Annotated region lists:
···

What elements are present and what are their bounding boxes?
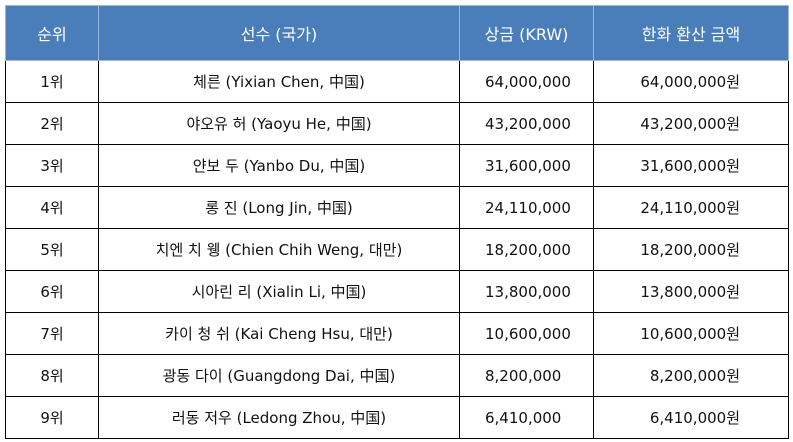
krw-cell: 6,410,000원 [593, 396, 789, 439]
table-row: 7위 카이 청 쉬 (Kai Cheng Hsu, 대만) 10,600,000… [5, 312, 789, 355]
table-row: 2위 야오유 허 (Yaoyu He, 中国) 43,200,000 43,20… [5, 102, 789, 145]
rank-cell: 2위 [5, 102, 99, 145]
player-cell: 러동 저우 (Ledong Zhou, 中国) [98, 396, 460, 439]
table-row: 5위 치엔 치 웽 (Chien Chih Weng, 대만) 18,200,0… [5, 228, 789, 271]
krw-cell: 8,200,000원 [593, 354, 789, 397]
table-row: 9위 러동 저우 (Ledong Zhou, 中国) 6,410,000 6,4… [5, 396, 789, 439]
player-cell: 카이 청 쉬 (Kai Cheng Hsu, 대만) [98, 312, 460, 355]
krw-cell: 13,800,000원 [593, 270, 789, 313]
rank-cell: 3위 [5, 144, 99, 187]
krw-cell: 18,200,000원 [593, 228, 789, 271]
header-prize: 상금 (KRW) [459, 5, 594, 61]
header-rank: 순위 [5, 5, 99, 61]
prize-cell: 13,800,000 [459, 270, 594, 313]
prize-table: 순위 선수 (국가) 상금 (KRW) 한화 환산 금액 1위 체른 (Yixi… [5, 5, 789, 439]
krw-cell: 43,200,000원 [593, 102, 789, 145]
prize-cell: 64,000,000 [459, 60, 594, 103]
player-cell: 롱 진 (Long Jin, 中国) [98, 186, 460, 229]
prize-cell: 10,600,000 [459, 312, 594, 355]
rank-cell: 6위 [5, 270, 99, 313]
table-row: 1위 체른 (Yixian Chen, 中国) 64,000,000 64,00… [5, 60, 789, 103]
prize-cell: 6,410,000 [459, 396, 594, 439]
krw-cell: 31,600,000원 [593, 144, 789, 187]
krw-cell: 10,600,000원 [593, 312, 789, 355]
rank-cell: 7위 [5, 312, 99, 355]
rank-cell: 9위 [5, 396, 99, 439]
header-row: 순위 선수 (국가) 상금 (KRW) 한화 환산 금액 [5, 5, 789, 61]
prize-cell: 8,200,000 [459, 354, 594, 397]
header-player: 선수 (국가) [98, 5, 460, 61]
header-krw: 한화 환산 금액 [593, 5, 789, 61]
rank-cell: 4위 [5, 186, 99, 229]
krw-cell: 24,110,000원 [593, 186, 789, 229]
table-row: 8위 광동 다이 (Guangdong Dai, 中国) 8,200,000 8… [5, 354, 789, 397]
player-cell: 얀보 두 (Yanbo Du, 中国) [98, 144, 460, 187]
player-cell: 야오유 허 (Yaoyu He, 中国) [98, 102, 460, 145]
rank-cell: 5위 [5, 228, 99, 271]
table-row: 4위 롱 진 (Long Jin, 中国) 24,110,000 24,110,… [5, 186, 789, 229]
prize-cell: 18,200,000 [459, 228, 594, 271]
player-cell: 치엔 치 웽 (Chien Chih Weng, 대만) [98, 228, 460, 271]
table-row: 3위 얀보 두 (Yanbo Du, 中国) 31,600,000 31,600… [5, 144, 789, 187]
prize-cell: 43,200,000 [459, 102, 594, 145]
rank-cell: 8위 [5, 354, 99, 397]
player-cell: 광동 다이 (Guangdong Dai, 中国) [98, 354, 460, 397]
player-cell: 시아린 리 (Xialin Li, 中国) [98, 270, 460, 313]
prize-cell: 31,600,000 [459, 144, 594, 187]
krw-cell: 64,000,000원 [593, 60, 789, 103]
player-cell: 체른 (Yixian Chen, 中国) [98, 60, 460, 103]
prize-cell: 24,110,000 [459, 186, 594, 229]
rank-cell: 1위 [5, 60, 99, 103]
table-row: 6위 시아린 리 (Xialin Li, 中国) 13,800,000 13,8… [5, 270, 789, 313]
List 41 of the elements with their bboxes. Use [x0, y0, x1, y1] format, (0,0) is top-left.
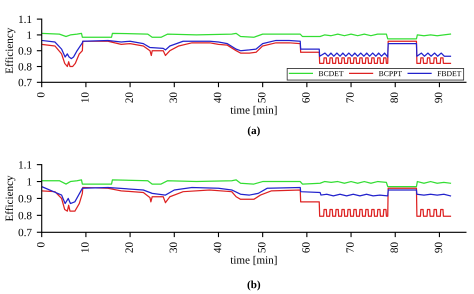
line-series — [42, 186, 452, 204]
x-tick-label: 90 — [434, 242, 442, 253]
y-tick-label: 0.9 — [18, 47, 32, 55]
x-tick-label: 60 — [302, 242, 310, 253]
x-tick-label: 40 — [214, 92, 222, 103]
y-tick-label: 0.8 — [18, 212, 32, 220]
y-tick-label: 0.8 — [18, 62, 32, 71]
line-series — [42, 186, 452, 217]
y-tick-label: 1 — [27, 178, 32, 186]
x-tick-label: 90 — [434, 92, 442, 103]
x-tick-label: 20 — [125, 92, 133, 103]
y-axis-title: Efficiency — [5, 28, 16, 74]
x-tick-label: 80 — [390, 242, 398, 253]
text: (b) — [248, 280, 260, 291]
x-axis-title: time [min] — [230, 256, 277, 266]
x-tick-label: 40 — [214, 242, 222, 253]
x-tick-label: 0 — [36, 242, 44, 248]
x-tick-label: 30 — [170, 92, 178, 103]
x-tick-label: 70 — [346, 92, 354, 102]
y-tick-label: 0.7 — [18, 78, 32, 86]
x-tick-label: 10 — [81, 92, 89, 102]
x-tick-label: 70 — [346, 242, 354, 252]
x-tick-label: 50 — [258, 242, 266, 252]
y-tick-label: 0.9 — [18, 194, 32, 202]
text: (a) — [248, 126, 260, 136]
y-tick-label: 1.1 — [19, 16, 32, 24]
x-tick-label: 60 — [302, 92, 310, 103]
x-tick-label: 80 — [390, 92, 398, 103]
x-tick-label: 20 — [125, 242, 133, 253]
line-series — [42, 179, 452, 188]
y-tick-label: 1.1 — [19, 161, 32, 169]
x-tick-label: 0 — [36, 92, 44, 98]
y-axis-title: Efficiency — [5, 175, 16, 222]
x-tick-label: 10 — [81, 242, 89, 252]
x-tick-label: 30 — [170, 242, 178, 253]
x-tick-label: 50 — [258, 92, 266, 103]
line-series — [42, 40, 452, 60]
x-axis-title: time [min] — [230, 106, 277, 116]
y-tick-label: 1 — [27, 31, 32, 39]
y-tick-label: 0.7 — [18, 228, 32, 236]
line-series — [42, 40, 452, 68]
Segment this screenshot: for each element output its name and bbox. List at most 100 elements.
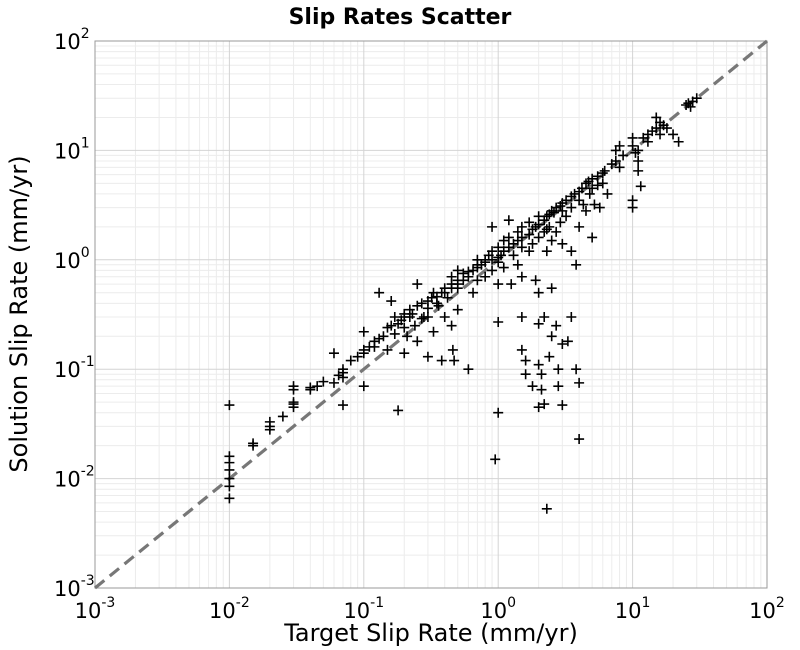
data-point bbox=[493, 407, 504, 418]
data-point bbox=[533, 318, 544, 329]
data-point bbox=[480, 271, 491, 282]
data-point bbox=[668, 129, 679, 140]
data-point bbox=[337, 400, 348, 411]
y-tick-label: 100 bbox=[54, 245, 90, 273]
data-point bbox=[428, 326, 439, 337]
data-point bbox=[337, 372, 348, 383]
data-point bbox=[439, 287, 450, 298]
data-point bbox=[589, 199, 600, 210]
data-point bbox=[539, 226, 550, 237]
data-point bbox=[442, 292, 453, 303]
data-point bbox=[524, 217, 535, 228]
data-point bbox=[498, 235, 509, 246]
data-point bbox=[378, 331, 389, 342]
data-point bbox=[587, 232, 598, 243]
data-point bbox=[533, 232, 544, 243]
data-point bbox=[635, 181, 646, 192]
data-point bbox=[480, 257, 491, 268]
grid bbox=[94, 40, 768, 589]
data-point bbox=[264, 416, 275, 427]
data-point bbox=[439, 312, 450, 323]
y-axis-label: Solution Slip Rate (mm/yr) bbox=[5, 155, 33, 472]
data-point bbox=[546, 235, 557, 246]
data-point bbox=[553, 381, 564, 392]
data-point bbox=[516, 242, 527, 253]
data-point bbox=[248, 438, 259, 449]
data-point bbox=[602, 188, 613, 199]
data-point bbox=[557, 205, 568, 216]
data-point bbox=[557, 400, 568, 411]
data-point bbox=[412, 336, 423, 347]
data-point bbox=[389, 312, 400, 323]
data-point bbox=[618, 150, 629, 161]
data-point bbox=[472, 275, 483, 286]
data-point bbox=[412, 279, 423, 290]
data-point bbox=[520, 369, 531, 380]
data-point bbox=[358, 348, 369, 359]
data-point bbox=[524, 229, 535, 240]
data-point bbox=[536, 384, 547, 395]
chart-title: Slip Rates Scatter bbox=[289, 5, 512, 30]
data-point bbox=[386, 296, 397, 307]
data-point bbox=[541, 211, 552, 222]
data-point bbox=[553, 364, 564, 375]
data-point bbox=[633, 145, 644, 156]
data-point bbox=[422, 351, 433, 362]
data-point bbox=[358, 326, 369, 337]
data-point bbox=[446, 320, 457, 331]
data-point bbox=[422, 312, 433, 323]
data-point bbox=[546, 283, 557, 294]
data-point bbox=[426, 292, 437, 303]
data-point bbox=[551, 226, 562, 237]
data-point bbox=[386, 320, 397, 331]
data-point bbox=[288, 381, 299, 392]
data-point bbox=[389, 328, 400, 339]
data-point bbox=[574, 434, 585, 445]
data-point bbox=[508, 250, 519, 261]
data-point bbox=[527, 381, 538, 392]
data-point bbox=[490, 454, 501, 465]
data-point bbox=[374, 287, 385, 298]
x-tick-label: 100 bbox=[480, 595, 516, 623]
data-point bbox=[594, 202, 605, 213]
data-point bbox=[431, 298, 442, 309]
data-point bbox=[224, 400, 235, 411]
data-point bbox=[506, 279, 517, 290]
data-point bbox=[530, 275, 541, 286]
data-point bbox=[498, 246, 509, 257]
data-point bbox=[562, 336, 573, 347]
data-point bbox=[533, 402, 544, 413]
data-point bbox=[402, 331, 413, 342]
data-point bbox=[614, 140, 625, 151]
data-point bbox=[503, 215, 514, 226]
data-point bbox=[614, 162, 625, 173]
data-point bbox=[533, 287, 544, 298]
data-point bbox=[655, 129, 666, 140]
data-point bbox=[539, 312, 550, 323]
data-point bbox=[493, 257, 504, 268]
data-point bbox=[627, 202, 638, 213]
data-point bbox=[685, 101, 696, 112]
data-point bbox=[498, 262, 509, 273]
data-point bbox=[592, 171, 603, 182]
data-point bbox=[446, 271, 457, 282]
data-point bbox=[487, 254, 498, 265]
data-point bbox=[566, 246, 577, 257]
data-point bbox=[452, 304, 463, 315]
data-point bbox=[399, 348, 410, 359]
data-point bbox=[610, 156, 621, 167]
data-point bbox=[345, 355, 356, 366]
data-point bbox=[555, 217, 566, 228]
data-point bbox=[409, 320, 420, 331]
data-point bbox=[463, 364, 474, 375]
data-point bbox=[407, 308, 418, 319]
data-point bbox=[557, 238, 568, 249]
data-point bbox=[493, 317, 504, 328]
data-point bbox=[524, 246, 535, 257]
data-point bbox=[541, 503, 552, 514]
data-point bbox=[224, 481, 235, 492]
data-point bbox=[571, 364, 582, 375]
data-points bbox=[224, 93, 702, 514]
y-tick-label: 101 bbox=[54, 135, 90, 163]
y-tick-label: 102 bbox=[54, 26, 90, 54]
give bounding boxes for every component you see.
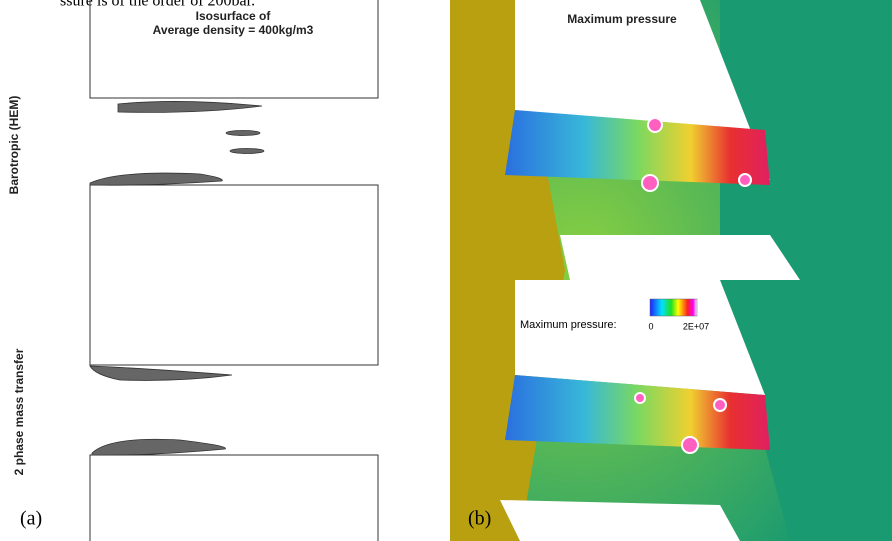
panel-b-title: Maximum pressure xyxy=(567,12,677,26)
isosurfaces xyxy=(90,101,264,455)
panel-a-title: Average density = 400kg/m3 xyxy=(153,23,314,37)
panel-label: (b) xyxy=(468,508,491,530)
pressure-spot xyxy=(648,118,662,132)
colorbar xyxy=(650,299,697,316)
pressure-spot xyxy=(739,174,751,186)
colorbar-min: 0 xyxy=(648,321,653,331)
panel-a-title: Isosurface of xyxy=(196,9,272,23)
isosurface xyxy=(230,149,264,154)
isosurface xyxy=(226,131,260,136)
obstacle-face xyxy=(500,500,740,541)
pressure-spot xyxy=(714,399,726,411)
page: {"caption_fragment": "ssure is of the or… xyxy=(0,0,892,541)
row-label: 2 phase mass transfer xyxy=(12,348,26,475)
panel-label: (a) xyxy=(20,508,42,530)
panel-b xyxy=(450,0,892,541)
isosurface xyxy=(118,101,262,112)
figure: ssure is of the order of 200bar. Isosurf… xyxy=(0,0,892,541)
row-label: Barotropic (HEM) xyxy=(7,96,21,195)
domain-box xyxy=(90,455,378,541)
domain-box xyxy=(90,185,378,365)
obstacle-face xyxy=(560,235,800,280)
panel-a xyxy=(90,0,378,541)
pressure-spot xyxy=(635,393,645,403)
colorbar-title: Maximum pressure: xyxy=(520,319,617,331)
pressure-spot xyxy=(682,437,698,453)
isosurface xyxy=(90,366,232,380)
isosurface xyxy=(92,439,225,455)
isosurface xyxy=(90,173,222,185)
pressure-spot xyxy=(642,175,658,191)
colorbar-max: 2E+07 xyxy=(683,321,709,331)
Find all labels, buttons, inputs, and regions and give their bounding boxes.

···

What is expected: Copy out word for word every line of the material from the one containing "panel-b-title: Maximum pressure" through the final line, including both.

Finished task:
panel-b-title: Maximum pressure xyxy=(567,12,677,26)
isosurfaces xyxy=(90,101,264,455)
panel-a-title: Average density = 400kg/m3 xyxy=(153,23,314,37)
panel-label: (b) xyxy=(468,508,491,530)
pressure-spot xyxy=(648,118,662,132)
colorbar xyxy=(650,299,697,316)
pressure-spot xyxy=(739,174,751,186)
colorbar-min: 0 xyxy=(648,321,653,331)
panel-a-title: Isosurface of xyxy=(196,9,272,23)
isosurface xyxy=(230,149,264,154)
isosurface xyxy=(226,131,260,136)
obstacle-face xyxy=(500,500,740,541)
pressure-spot xyxy=(714,399,726,411)
page: {"caption_fragment": "ssure is of the or… xyxy=(0,0,892,541)
row-label: 2 phase mass transfer xyxy=(12,348,26,475)
panel-label: (a) xyxy=(20,508,42,530)
panel-b xyxy=(450,0,892,541)
isosurface xyxy=(118,101,262,112)
figure: ssure is of the order of 200bar. Isosurf… xyxy=(0,0,892,541)
row-label: Barotropic (HEM) xyxy=(7,96,21,195)
domain-box xyxy=(90,455,378,541)
domain-box xyxy=(90,185,378,365)
obstacle-face xyxy=(560,235,800,280)
panel-a xyxy=(90,0,378,541)
pressure-spot xyxy=(635,393,645,403)
colorbar-title: Maximum pressure: xyxy=(520,319,617,331)
pressure-spot xyxy=(682,437,698,453)
isosurface xyxy=(90,366,232,380)
isosurface xyxy=(92,439,225,455)
isosurface xyxy=(90,173,222,185)
pressure-spot xyxy=(642,175,658,191)
colorbar-max: 2E+07 xyxy=(683,321,709,331)
Find all labels, buttons, inputs, and regions and give their bounding boxes.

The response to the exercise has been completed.